### Document segment:
>> START
The second way in which Scyther saved this fic is that his scene in chapter eleven (now ten) where he talked to Mark was the first part in the story where I decided that writing Pokémon speech as "Scyther scy scyther ther scyther" and then having Mark essentially repeat what the Pokémon said before answering was just too silly, so I decided I might as well just translate it directly with a note that it was being translated. The decision to do this paved the way for generally giving the Pokémon more interesting dialogue, thus helping in their development as proper characters.
Similarly, the third aspect in which Scyther was good for the story is that his backstory was also what prompted me to start using gendered pronouns for Pokémon after having stubbornly stuck with 'it' up until that point. When I was writing chapter 30 (now 27) in advance while chapter 23 was in progress, I realized that it was just exceedingly awkward to continue to call Scyther 'it' even while his own dialogue was making it obvious he was male, and thus I inserted a little scene into chapter 23 to make Mark and May decide that calling their Pokémon 'it' was ridiculous. This was also a step towards making the Pokémon characters feel more natural as a part of the cast.
Fourthly, also in relation to the Pokémon characterization department, the Scyther/Charmeleon rivalry was my first attempt at actually making the Pokémon into storyline-driving characters - while I'd had Charmander as a vague plot device (what with having belonged to Taylor and then briefly to May) and Gyarados was mysterious, the Scyther/Charmeleon rivalry actually had them with their own motives influencing the events of the story, which was a first. Yet again, the Scyther/Charmeleon rivalry was a spontaneous addition; it was not planned and nothing of the sort would have happened had I not happened to write Scyther into Mark's team.
Fifthly, related to the first and fourth items, the Scyther/Charmeleon rivalry was also the first real character-based subplot in the story in general, which both paved the way for more subplots and general characterization and made the story more interesting while it was going on, both for me and (or at least I'd like to think so) for readers, making the wait for the start of the real plot not quite as long and pointless.
>> END
### Provided information:
>> START
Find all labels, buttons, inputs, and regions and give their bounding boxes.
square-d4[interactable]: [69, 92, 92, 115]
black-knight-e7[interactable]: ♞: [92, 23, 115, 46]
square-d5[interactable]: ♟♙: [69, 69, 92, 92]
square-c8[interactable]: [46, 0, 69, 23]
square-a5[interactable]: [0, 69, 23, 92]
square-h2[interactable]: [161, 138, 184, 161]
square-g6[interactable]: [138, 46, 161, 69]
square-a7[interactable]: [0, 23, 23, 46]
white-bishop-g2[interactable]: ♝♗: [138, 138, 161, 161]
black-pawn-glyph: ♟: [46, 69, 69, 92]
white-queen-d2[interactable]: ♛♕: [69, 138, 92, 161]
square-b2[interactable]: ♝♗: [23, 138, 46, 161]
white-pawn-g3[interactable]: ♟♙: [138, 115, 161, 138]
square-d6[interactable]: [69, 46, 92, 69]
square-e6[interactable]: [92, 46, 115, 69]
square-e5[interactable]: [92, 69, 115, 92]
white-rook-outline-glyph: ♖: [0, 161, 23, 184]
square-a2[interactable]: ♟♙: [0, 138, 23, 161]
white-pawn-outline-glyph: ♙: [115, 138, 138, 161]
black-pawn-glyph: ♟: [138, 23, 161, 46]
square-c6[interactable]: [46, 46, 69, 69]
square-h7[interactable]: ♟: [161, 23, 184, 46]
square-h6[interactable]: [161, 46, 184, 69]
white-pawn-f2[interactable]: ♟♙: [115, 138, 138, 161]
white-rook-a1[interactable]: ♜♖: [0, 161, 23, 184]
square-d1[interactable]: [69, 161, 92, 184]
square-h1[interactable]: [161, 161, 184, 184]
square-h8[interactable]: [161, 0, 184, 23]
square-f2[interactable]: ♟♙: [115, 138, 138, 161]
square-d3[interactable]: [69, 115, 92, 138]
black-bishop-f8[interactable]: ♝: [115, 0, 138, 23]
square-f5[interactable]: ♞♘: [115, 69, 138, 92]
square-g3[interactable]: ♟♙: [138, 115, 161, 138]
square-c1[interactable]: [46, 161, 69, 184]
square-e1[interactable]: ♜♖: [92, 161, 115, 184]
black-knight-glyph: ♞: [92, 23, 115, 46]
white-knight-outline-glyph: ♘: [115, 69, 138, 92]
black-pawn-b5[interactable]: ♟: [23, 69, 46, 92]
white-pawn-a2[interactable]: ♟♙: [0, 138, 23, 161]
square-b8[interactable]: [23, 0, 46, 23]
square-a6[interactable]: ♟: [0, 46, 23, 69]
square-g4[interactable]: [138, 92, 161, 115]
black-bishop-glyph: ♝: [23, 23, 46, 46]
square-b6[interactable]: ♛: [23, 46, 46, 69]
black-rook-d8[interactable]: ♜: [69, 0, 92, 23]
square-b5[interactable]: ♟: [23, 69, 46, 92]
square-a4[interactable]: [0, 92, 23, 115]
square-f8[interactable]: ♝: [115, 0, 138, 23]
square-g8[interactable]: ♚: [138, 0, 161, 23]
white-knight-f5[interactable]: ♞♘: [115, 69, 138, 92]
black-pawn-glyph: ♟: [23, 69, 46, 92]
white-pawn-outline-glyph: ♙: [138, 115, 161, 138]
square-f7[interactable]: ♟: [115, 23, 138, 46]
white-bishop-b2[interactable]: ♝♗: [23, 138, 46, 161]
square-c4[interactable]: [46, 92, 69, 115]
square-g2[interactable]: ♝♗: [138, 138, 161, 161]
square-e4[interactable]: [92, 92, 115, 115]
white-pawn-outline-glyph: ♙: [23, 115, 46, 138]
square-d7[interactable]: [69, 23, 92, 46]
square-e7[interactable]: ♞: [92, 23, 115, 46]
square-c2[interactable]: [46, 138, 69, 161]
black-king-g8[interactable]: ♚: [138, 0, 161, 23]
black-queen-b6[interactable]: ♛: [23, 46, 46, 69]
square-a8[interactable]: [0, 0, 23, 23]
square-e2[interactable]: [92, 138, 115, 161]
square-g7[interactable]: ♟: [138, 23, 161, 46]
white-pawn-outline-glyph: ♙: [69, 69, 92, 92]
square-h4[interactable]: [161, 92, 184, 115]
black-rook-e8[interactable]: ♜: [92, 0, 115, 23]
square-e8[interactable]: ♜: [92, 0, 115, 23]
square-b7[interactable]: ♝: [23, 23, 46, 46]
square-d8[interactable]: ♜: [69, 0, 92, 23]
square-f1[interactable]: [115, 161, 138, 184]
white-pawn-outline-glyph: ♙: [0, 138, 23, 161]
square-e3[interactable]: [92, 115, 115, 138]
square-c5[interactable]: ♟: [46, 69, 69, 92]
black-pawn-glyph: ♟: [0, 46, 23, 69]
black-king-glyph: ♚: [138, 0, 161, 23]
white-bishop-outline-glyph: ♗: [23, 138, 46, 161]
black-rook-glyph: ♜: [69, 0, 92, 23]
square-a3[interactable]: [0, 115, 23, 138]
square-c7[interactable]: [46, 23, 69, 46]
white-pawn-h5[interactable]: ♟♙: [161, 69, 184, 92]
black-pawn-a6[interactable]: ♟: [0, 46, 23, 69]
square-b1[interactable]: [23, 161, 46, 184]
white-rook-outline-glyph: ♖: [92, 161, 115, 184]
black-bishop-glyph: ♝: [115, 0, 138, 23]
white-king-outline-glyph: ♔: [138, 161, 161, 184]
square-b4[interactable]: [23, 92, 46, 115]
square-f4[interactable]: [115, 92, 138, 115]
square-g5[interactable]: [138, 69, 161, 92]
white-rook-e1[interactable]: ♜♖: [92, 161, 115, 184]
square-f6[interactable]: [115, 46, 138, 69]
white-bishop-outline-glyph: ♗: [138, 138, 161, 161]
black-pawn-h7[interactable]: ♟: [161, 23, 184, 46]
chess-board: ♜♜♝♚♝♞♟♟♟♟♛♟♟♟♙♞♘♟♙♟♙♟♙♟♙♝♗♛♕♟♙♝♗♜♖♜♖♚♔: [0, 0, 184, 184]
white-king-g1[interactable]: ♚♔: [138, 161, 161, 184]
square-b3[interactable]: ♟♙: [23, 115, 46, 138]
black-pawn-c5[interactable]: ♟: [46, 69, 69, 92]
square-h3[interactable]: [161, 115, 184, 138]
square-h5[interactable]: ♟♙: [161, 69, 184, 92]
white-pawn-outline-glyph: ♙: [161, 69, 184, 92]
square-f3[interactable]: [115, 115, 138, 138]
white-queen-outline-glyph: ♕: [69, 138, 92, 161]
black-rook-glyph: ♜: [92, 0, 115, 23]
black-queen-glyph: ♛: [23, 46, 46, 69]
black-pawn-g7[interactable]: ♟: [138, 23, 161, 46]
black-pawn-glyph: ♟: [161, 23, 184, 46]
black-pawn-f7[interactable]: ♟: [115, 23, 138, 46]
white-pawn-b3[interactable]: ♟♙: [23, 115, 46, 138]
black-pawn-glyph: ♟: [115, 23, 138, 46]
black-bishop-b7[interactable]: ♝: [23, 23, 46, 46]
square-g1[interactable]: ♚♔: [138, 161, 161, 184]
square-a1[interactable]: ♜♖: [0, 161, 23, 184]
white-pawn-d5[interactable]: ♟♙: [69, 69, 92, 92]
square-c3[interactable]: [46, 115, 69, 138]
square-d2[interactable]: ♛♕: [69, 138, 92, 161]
>> END
### Directions:
• 1. According to the commentary on Scyther's role in the story, into which chapter did the author insert a scene where Mark and May decide that calling their Pokémon 'it' was ridiculous?
• 2. Echo the rows verbatim, from the first row through the line containing "black-pawn-glyph: ♟: [46, 69, 69, 92]", with both ends included.

### Answers given:
• 1. Chapter 23.

• 2.
Find all labels, buttons, inputs, and regions and give their bounding boxes.
square-d4[interactable]: [69, 92, 92, 115]
black-knight-e7[interactable]: ♞: [92, 23, 115, 46]
square-d5[interactable]: ♟♙: [69, 69, 92, 92]
square-c8[interactable]: [46, 0, 69, 23]
square-a5[interactable]: [0, 69, 23, 92]
square-h2[interactable]: [161, 138, 184, 161]
square-g6[interactable]: [138, 46, 161, 69]
square-a7[interactable]: [0, 23, 23, 46]
white-bishop-g2[interactable]: ♝♗: [138, 138, 161, 161]
black-pawn-glyph: ♟: [46, 69, 69, 92]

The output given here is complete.